Collected data entries:
_ _ _ _ _ _ _

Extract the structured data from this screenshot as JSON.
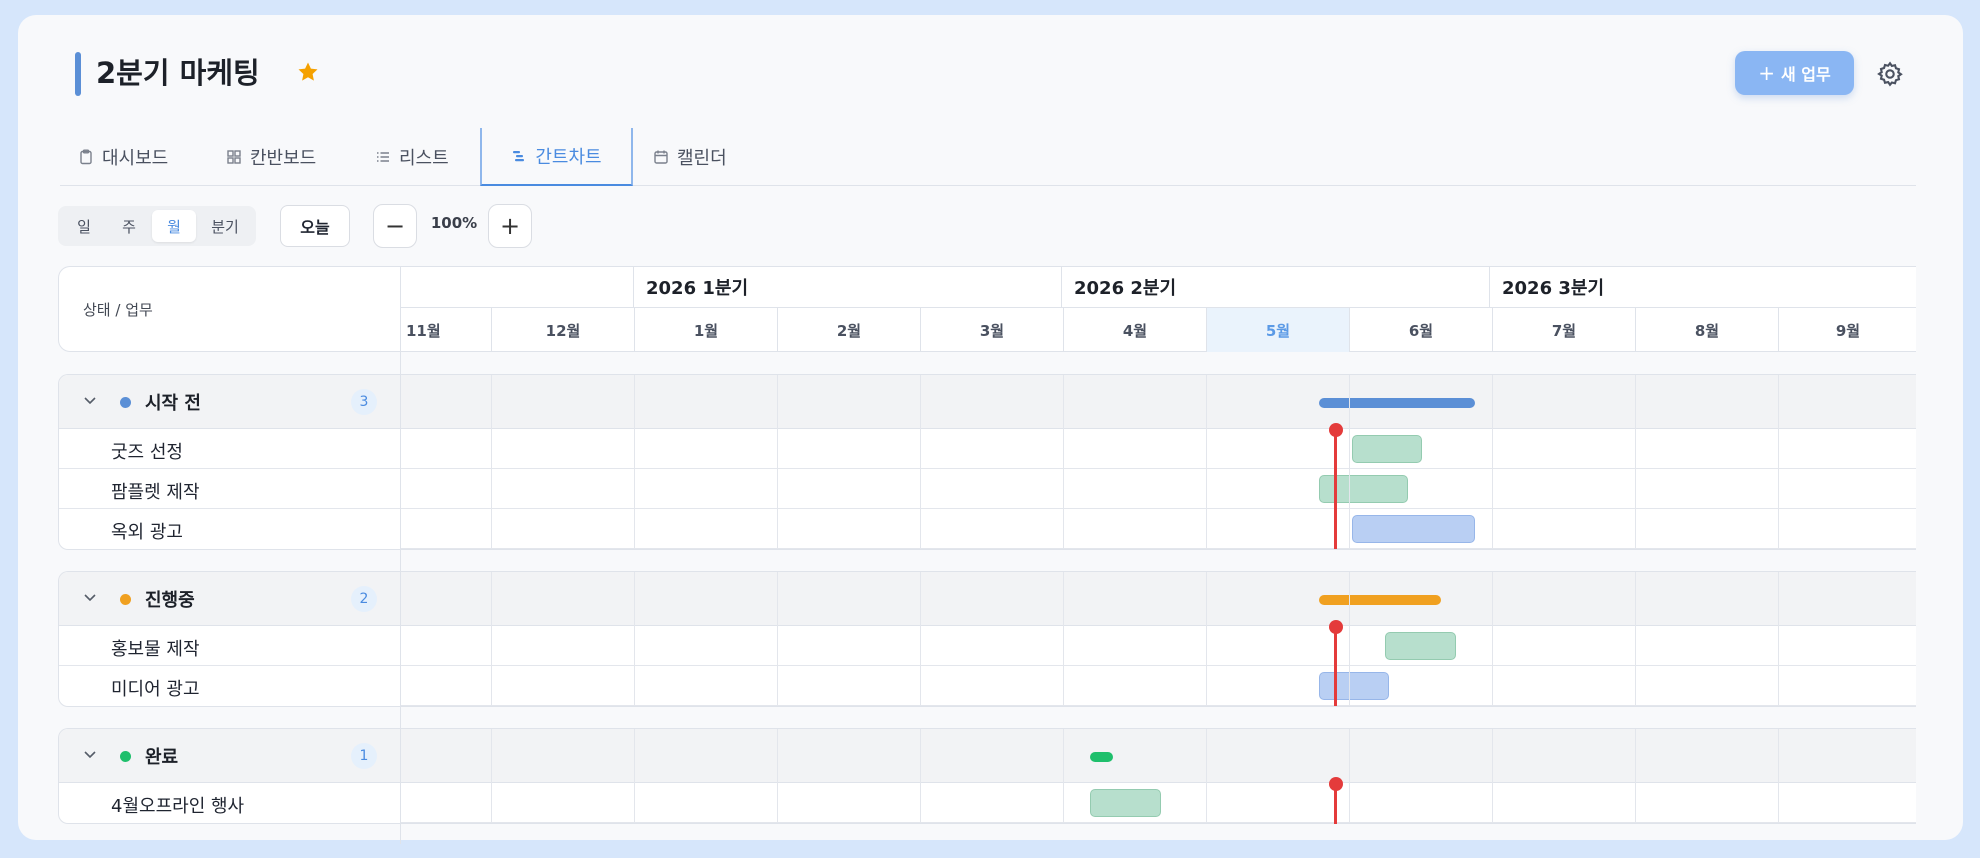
{
  "project": {
    "title": "2분기 마케팅",
    "new_task_label": "새 업무"
  },
  "tabs": [
    {
      "label": "대시보드",
      "icon": "clipboard-icon"
    },
    {
      "label": "칸반보드",
      "icon": "grid-icon"
    },
    {
      "label": "리스트",
      "icon": "list-icon"
    },
    {
      "label": "간트차트",
      "icon": "gantt-icon",
      "active": true
    },
    {
      "label": "캘린더",
      "icon": "calendar-icon"
    }
  ],
  "scale": {
    "options": [
      "일",
      "주",
      "월",
      "분기"
    ],
    "selected": "월"
  },
  "toolbar": {
    "today_label": "오늘",
    "zoom": "100%",
    "zoom_out": "−",
    "zoom_in": "+"
  },
  "grid": {
    "left_header": "상태 / 업무",
    "quarters": [
      "2026 1분기",
      "2026 2분기",
      "2026 3분기"
    ],
    "months": [
      "11월",
      "12월",
      "1월",
      "2월",
      "3월",
      "4월",
      "5월",
      "6월",
      "7월",
      "8월",
      "9월"
    ],
    "current_month": "5월"
  },
  "groups": [
    {
      "name": "시작 전",
      "count": "3",
      "color": "#5b8fd6",
      "tasks": [
        "굿즈 선정",
        "팜플렛 제작",
        "옥외 광고"
      ]
    },
    {
      "name": "진행중",
      "count": "2",
      "color": "#f0a020",
      "tasks": [
        "홍보물 제작",
        "미디어 광고"
      ]
    },
    {
      "name": "완료",
      "count": "1",
      "color": "#1fbf6c",
      "tasks": [
        "4월오프라인 행사"
      ]
    }
  ],
  "colors": {
    "accent": "#4a8be0",
    "today": "#e43b3b",
    "bar_green": "#b7dfcd",
    "bar_blue": "#b9cff3"
  }
}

_ _ _ _ _ _ _

#### The problem:
Output a faithful copy of the data, with each picture left out.

#### Correct answer:
Extract the structured data from this screenshot as JSON.
{
  "project": {
    "title": "2분기 마케팅",
    "new_task_label": "새 업무"
  },
  "tabs": [
    {
      "label": "대시보드",
      "icon": "clipboard-icon"
    },
    {
      "label": "칸반보드",
      "icon": "grid-icon"
    },
    {
      "label": "리스트",
      "icon": "list-icon"
    },
    {
      "label": "간트차트",
      "icon": "gantt-icon",
      "active": true
    },
    {
      "label": "캘린더",
      "icon": "calendar-icon"
    }
  ],
  "scale": {
    "options": [
      "일",
      "주",
      "월",
      "분기"
    ],
    "selected": "월"
  },
  "toolbar": {
    "today_label": "오늘",
    "zoom": "100%",
    "zoom_out": "−",
    "zoom_in": "+"
  },
  "grid": {
    "left_header": "상태 / 업무",
    "quarters": [
      "2026 1분기",
      "2026 2분기",
      "2026 3분기"
    ],
    "months": [
      "11월",
      "12월",
      "1월",
      "2월",
      "3월",
      "4월",
      "5월",
      "6월",
      "7월",
      "8월",
      "9월"
    ],
    "current_month": "5월"
  },
  "groups": [
    {
      "name": "시작 전",
      "count": "3",
      "color": "#5b8fd6",
      "tasks": [
        "굿즈 선정",
        "팜플렛 제작",
        "옥외 광고"
      ]
    },
    {
      "name": "진행중",
      "count": "2",
      "color": "#f0a020",
      "tasks": [
        "홍보물 제작",
        "미디어 광고"
      ]
    },
    {
      "name": "완료",
      "count": "1",
      "color": "#1fbf6c",
      "tasks": [
        "4월오프라인 행사"
      ]
    }
  ],
  "colors": {
    "accent": "#4a8be0",
    "today": "#e43b3b",
    "bar_green": "#b7dfcd",
    "bar_blue": "#b9cff3"
  }
}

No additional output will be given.